(Figure collection entries)
_ _ _
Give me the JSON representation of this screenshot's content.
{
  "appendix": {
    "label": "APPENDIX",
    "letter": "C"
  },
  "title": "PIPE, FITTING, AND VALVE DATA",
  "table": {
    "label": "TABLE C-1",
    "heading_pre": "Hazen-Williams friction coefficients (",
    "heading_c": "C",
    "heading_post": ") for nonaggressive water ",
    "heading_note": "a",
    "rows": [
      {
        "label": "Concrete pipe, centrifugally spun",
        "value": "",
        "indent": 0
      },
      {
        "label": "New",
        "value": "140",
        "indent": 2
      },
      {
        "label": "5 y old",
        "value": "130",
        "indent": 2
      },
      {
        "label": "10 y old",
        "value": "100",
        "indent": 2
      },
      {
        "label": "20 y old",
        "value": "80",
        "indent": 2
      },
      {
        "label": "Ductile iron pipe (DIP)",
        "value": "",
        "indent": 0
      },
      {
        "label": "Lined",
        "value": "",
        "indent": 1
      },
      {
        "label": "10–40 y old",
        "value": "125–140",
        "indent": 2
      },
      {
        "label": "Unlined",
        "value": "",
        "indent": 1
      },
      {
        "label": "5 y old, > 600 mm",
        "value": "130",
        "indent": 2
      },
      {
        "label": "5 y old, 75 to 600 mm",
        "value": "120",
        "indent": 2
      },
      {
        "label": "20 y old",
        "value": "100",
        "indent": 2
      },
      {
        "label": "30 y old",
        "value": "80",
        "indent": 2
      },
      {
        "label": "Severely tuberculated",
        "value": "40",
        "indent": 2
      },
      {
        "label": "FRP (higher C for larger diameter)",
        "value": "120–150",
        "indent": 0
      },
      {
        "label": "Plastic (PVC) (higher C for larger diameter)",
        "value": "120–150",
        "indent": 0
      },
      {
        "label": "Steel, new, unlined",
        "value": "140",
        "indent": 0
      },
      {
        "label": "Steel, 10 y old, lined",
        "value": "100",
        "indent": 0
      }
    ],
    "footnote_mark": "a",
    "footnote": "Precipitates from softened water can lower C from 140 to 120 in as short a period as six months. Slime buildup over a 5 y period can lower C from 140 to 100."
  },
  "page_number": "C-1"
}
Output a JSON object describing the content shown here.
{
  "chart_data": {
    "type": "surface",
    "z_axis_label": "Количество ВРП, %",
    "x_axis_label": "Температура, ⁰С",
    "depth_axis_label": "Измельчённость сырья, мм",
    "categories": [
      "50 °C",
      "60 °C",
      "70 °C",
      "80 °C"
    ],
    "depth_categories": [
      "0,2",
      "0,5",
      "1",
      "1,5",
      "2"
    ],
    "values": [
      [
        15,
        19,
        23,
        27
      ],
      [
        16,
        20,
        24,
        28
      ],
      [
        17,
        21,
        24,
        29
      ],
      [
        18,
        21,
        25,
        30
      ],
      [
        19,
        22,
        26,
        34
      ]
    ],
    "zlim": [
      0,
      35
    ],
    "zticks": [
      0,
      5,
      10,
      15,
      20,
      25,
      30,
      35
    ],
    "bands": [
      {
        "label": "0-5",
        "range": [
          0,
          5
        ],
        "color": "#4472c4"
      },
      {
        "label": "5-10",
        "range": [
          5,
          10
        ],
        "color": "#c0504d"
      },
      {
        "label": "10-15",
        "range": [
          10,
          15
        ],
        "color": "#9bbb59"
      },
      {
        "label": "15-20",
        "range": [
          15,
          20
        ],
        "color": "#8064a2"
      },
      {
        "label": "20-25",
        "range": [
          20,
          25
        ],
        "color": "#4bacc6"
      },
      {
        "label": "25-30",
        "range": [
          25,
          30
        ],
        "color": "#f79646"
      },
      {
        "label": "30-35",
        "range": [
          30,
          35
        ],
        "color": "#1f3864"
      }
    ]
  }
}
_ _ _
- _SHORT TASK_
Write out each line of the data that holds the string "higher".

- _ANSWER TO THIS TASK_
        "label": "FRP (higher C for larger diameter)",
        "label": "Plastic (PVC) (higher C for larger diameter)",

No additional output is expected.